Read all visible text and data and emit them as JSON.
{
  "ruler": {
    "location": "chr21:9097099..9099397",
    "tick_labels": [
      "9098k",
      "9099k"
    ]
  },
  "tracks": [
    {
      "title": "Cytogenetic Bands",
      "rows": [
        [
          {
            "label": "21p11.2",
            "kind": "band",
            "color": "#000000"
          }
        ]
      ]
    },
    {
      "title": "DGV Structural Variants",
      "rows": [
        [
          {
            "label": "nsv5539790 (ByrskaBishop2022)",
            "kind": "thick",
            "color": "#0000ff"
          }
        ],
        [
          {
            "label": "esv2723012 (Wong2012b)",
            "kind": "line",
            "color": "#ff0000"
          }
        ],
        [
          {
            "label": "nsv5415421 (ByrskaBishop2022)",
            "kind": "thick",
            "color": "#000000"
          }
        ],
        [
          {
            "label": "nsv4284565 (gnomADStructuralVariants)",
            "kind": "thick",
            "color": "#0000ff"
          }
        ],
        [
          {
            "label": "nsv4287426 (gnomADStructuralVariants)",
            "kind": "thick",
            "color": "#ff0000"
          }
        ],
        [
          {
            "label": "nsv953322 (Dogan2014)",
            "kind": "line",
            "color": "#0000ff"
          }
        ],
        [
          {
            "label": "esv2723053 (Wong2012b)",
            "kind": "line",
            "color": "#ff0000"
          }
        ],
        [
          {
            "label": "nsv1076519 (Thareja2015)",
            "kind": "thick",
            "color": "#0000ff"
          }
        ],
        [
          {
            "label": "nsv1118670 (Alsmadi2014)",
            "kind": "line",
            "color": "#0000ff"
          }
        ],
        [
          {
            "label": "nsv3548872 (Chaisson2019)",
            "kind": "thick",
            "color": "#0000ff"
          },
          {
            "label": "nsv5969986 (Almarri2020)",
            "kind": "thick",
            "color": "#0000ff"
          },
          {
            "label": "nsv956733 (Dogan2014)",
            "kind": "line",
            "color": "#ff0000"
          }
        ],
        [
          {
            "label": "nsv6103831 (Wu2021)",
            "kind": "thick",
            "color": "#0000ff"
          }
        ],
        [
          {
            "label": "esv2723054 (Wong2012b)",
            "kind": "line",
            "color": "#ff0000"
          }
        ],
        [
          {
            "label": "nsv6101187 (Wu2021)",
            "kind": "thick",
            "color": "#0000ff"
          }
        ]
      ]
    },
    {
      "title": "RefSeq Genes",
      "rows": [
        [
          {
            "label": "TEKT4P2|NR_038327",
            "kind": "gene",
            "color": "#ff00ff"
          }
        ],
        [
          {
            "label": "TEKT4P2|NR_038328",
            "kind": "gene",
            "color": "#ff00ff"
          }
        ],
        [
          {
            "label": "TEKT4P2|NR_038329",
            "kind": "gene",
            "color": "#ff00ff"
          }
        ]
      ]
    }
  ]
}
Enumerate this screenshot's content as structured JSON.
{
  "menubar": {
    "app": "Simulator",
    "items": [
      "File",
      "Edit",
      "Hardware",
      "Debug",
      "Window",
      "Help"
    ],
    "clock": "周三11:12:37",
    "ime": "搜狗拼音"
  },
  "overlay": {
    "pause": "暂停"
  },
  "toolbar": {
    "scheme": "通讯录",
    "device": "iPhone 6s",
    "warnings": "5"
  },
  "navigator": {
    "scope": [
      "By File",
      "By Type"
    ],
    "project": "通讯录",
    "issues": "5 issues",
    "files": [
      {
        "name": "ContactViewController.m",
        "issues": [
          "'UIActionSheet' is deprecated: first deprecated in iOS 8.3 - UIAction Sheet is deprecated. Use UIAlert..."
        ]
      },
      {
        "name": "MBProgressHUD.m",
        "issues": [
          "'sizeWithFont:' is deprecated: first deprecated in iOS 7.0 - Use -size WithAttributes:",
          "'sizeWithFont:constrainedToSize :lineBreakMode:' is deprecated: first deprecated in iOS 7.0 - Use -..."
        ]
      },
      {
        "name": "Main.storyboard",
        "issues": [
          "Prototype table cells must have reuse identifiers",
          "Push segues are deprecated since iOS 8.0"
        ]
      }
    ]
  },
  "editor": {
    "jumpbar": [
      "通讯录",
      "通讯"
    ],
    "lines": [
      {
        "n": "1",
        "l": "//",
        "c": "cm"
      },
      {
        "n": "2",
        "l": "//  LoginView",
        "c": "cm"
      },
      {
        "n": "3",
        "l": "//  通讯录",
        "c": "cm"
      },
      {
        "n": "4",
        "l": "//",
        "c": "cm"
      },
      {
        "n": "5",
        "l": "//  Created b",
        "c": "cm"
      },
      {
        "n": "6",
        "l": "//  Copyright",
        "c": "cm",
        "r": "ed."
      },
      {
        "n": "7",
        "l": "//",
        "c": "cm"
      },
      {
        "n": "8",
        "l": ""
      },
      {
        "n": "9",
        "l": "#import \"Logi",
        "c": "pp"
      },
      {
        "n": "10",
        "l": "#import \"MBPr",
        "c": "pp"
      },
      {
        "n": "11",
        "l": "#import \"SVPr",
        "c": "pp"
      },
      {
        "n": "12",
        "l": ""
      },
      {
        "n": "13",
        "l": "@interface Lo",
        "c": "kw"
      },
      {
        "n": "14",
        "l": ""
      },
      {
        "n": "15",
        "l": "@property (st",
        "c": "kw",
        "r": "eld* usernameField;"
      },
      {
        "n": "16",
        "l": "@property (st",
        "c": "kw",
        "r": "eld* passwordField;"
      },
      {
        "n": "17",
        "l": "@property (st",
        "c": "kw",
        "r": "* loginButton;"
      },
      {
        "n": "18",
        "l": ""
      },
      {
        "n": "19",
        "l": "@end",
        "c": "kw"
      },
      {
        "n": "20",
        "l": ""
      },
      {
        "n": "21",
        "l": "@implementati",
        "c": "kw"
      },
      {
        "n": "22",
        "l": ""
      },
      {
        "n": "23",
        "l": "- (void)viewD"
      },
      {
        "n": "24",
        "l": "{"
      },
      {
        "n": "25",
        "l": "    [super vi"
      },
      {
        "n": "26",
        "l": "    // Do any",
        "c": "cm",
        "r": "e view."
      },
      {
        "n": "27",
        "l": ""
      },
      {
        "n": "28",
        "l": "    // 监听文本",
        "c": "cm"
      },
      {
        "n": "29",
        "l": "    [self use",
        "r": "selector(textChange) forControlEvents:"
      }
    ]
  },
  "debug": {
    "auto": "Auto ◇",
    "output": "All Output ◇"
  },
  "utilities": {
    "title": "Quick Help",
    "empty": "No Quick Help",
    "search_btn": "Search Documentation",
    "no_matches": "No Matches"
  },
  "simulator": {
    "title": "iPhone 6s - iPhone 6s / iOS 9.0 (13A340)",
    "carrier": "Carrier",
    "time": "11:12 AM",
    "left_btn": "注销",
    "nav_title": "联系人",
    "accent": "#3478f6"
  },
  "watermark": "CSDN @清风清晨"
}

**Exercise description:**
Nothing is to be left out; reproduce each record exactly.

**Answer for the task:**
Read all visible text and data and emit them as JSON.
{
  "ruler": {
    "location": "chr21:9097099..9099397",
    "tick_labels": [
      "9098k",
      "9099k"
    ]
  },
  "tracks": [
    {
      "title": "Cytogenetic Bands",
      "rows": [
        [
          {
            "label": "21p11.2",
            "kind": "band",
            "color": "#000000"
          }
        ]
      ]
    },
    {
      "title": "DGV Structural Variants",
      "rows": [
        [
          {
            "label": "nsv5539790 (ByrskaBishop2022)",
            "kind": "thick",
            "color": "#0000ff"
          }
        ],
        [
          {
            "label": "esv2723012 (Wong2012b)",
            "kind": "line",
            "color": "#ff0000"
          }
        ],
        [
          {
            "label": "nsv5415421 (ByrskaBishop2022)",
            "kind": "thick",
            "color": "#000000"
          }
        ],
        [
          {
            "label": "nsv4284565 (gnomADStructuralVariants)",
            "kind": "thick",
            "color": "#0000ff"
          }
        ],
        [
          {
            "label": "nsv4287426 (gnomADStructuralVariants)",
            "kind": "thick",
            "color": "#ff0000"
          }
        ],
        [
          {
            "label": "nsv953322 (Dogan2014)",
            "kind": "line",
            "color": "#0000ff"
          }
        ],
        [
          {
            "label": "esv2723053 (Wong2012b)",
            "kind": "line",
            "color": "#ff0000"
          }
        ],
        [
          {
            "label": "nsv1076519 (Thareja2015)",
            "kind": "thick",
            "color": "#0000ff"
          }
        ],
        [
          {
            "label": "nsv1118670 (Alsmadi2014)",
            "kind": "line",
            "color": "#0000ff"
          }
        ],
        [
          {
            "label": "nsv3548872 (Chaisson2019)",
            "kind": "thick",
            "color": "#0000ff"
          },
          {
            "label": "nsv5969986 (Almarri2020)",
            "kind": "thick",
            "color": "#0000ff"
          },
          {
            "label": "nsv956733 (Dogan2014)",
            "kind": "line",
            "color": "#ff0000"
          }
        ],
        [
          {
            "label": "nsv6103831 (Wu2021)",
            "kind": "thick",
            "color": "#0000ff"
          }
        ],
        [
          {
            "label": "esv2723054 (Wong2012b)",
            "kind": "line",
            "color": "#ff0000"
          }
        ],
        [
          {
            "label": "nsv6101187 (Wu2021)",
            "kind": "thick",
            "color": "#0000ff"
          }
        ]
      ]
    },
    {
      "title": "RefSeq Genes",
      "rows": [
        [
          {
            "label": "TEKT4P2|NR_038327",
            "kind": "gene",
            "color": "#ff00ff"
          }
        ],
        [
          {
            "label": "TEKT4P2|NR_038328",
            "kind": "gene",
            "color": "#ff00ff"
          }
        ],
        [
          {
            "label": "TEKT4P2|NR_038329",
            "kind": "gene",
            "color": "#ff00ff"
          }
        ]
      ]
    }
  ]
}
Enumerate this screenshot's content as structured JSON.
{
  "menubar": {
    "app": "Simulator",
    "items": [
      "File",
      "Edit",
      "Hardware",
      "Debug",
      "Window",
      "Help"
    ],
    "clock": "周三11:12:37",
    "ime": "搜狗拼音"
  },
  "overlay": {
    "pause": "暂停"
  },
  "toolbar": {
    "scheme": "通讯录",
    "device": "iPhone 6s",
    "warnings": "5"
  },
  "navigator": {
    "scope": [
      "By File",
      "By Type"
    ],
    "project": "通讯录",
    "issues": "5 issues",
    "files": [
      {
        "name": "ContactViewController.m",
        "issues": [
          "'UIActionSheet' is deprecated: first deprecated in iOS 8.3 - UIAction Sheet is deprecated. Use UIAlert..."
        ]
      },
      {
        "name": "MBProgressHUD.m",
        "issues": [
          "'sizeWithFont:' is deprecated: first deprecated in iOS 7.0 - Use -size WithAttributes:",
          "'sizeWithFont:constrainedToSize :lineBreakMode:' is deprecated: first deprecated in iOS 7.0 - Use -..."
        ]
      },
      {
        "name": "Main.storyboard",
        "issues": [
          "Prototype table cells must have reuse identifiers",
          "Push segues are deprecated since iOS 8.0"
        ]
      }
    ]
  },
  "editor": {
    "jumpbar": [
      "通讯录",
      "通讯"
    ],
    "lines": [
      {
        "n": "1",
        "l": "//",
        "c": "cm"
      },
      {
        "n": "2",
        "l": "//  LoginView",
        "c": "cm"
      },
      {
        "n": "3",
        "l": "//  通讯录",
        "c": "cm"
      },
      {
        "n": "4",
        "l": "//",
        "c": "cm"
      },
      {
        "n": "5",
        "l": "//  Created b",
        "c": "cm"
      },
      {
        "n": "6",
        "l": "//  Copyright",
        "c": "cm",
        "r": "ed."
      },
      {
        "n": "7",
        "l": "//",
        "c": "cm"
      },
      {
        "n": "8",
        "l": ""
      },
      {
        "n": "9",
        "l": "#import \"Logi",
        "c": "pp"
      },
      {
        "n": "10",
        "l": "#import \"MBPr",
        "c": "pp"
      },
      {
        "n": "11",
        "l": "#import \"SVPr",
        "c": "pp"
      },
      {
        "n": "12",
        "l": ""
      },
      {
        "n": "13",
        "l": "@interface Lo",
        "c": "kw"
      },
      {
        "n": "14",
        "l": ""
      },
      {
        "n": "15",
        "l": "@property (st",
        "c": "kw",
        "r": "eld* usernameField;"
      },
      {
        "n": "16",
        "l": "@property (st",
        "c": "kw",
        "r": "eld* passwordField;"
      },
      {
        "n": "17",
        "l": "@property (st",
        "c": "kw",
        "r": "* loginButton;"
      },
      {
        "n": "18",
        "l": ""
      },
      {
        "n": "19",
        "l": "@end",
        "c": "kw"
      },
      {
        "n": "20",
        "l": ""
      },
      {
        "n": "21",
        "l": "@implementati",
        "c": "kw"
      },
      {
        "n": "22",
        "l": ""
      },
      {
        "n": "23",
        "l": "- (void)viewD"
      },
      {
        "n": "24",
        "l": "{"
      },
      {
        "n": "25",
        "l": "    [super vi"
      },
      {
        "n": "26",
        "l": "    // Do any",
        "c": "cm",
        "r": "e view."
      },
      {
        "n": "27",
        "l": ""
      },
      {
        "n": "28",
        "l": "    // 监听文本",
        "c": "cm"
      },
      {
        "n": "29",
        "l": "    [self use",
        "r": "selector(textChange) forControlEvents:"
      }
    ]
  },
  "debug": {
    "auto": "Auto ◇",
    "output": "All Output ◇"
  },
  "utilities": {
    "title": "Quick Help",
    "empty": "No Quick Help",
    "search_btn": "Search Documentation",
    "no_matches": "No Matches"
  },
  "simulator": {
    "title": "iPhone 6s - iPhone 6s / iOS 9.0 (13A340)",
    "carrier": "Carrier",
    "time": "11:12 AM",
    "left_btn": "注销",
    "nav_title": "联系人",
    "accent": "#3478f6"
  },
  "watermark": "CSDN @清风清晨"
}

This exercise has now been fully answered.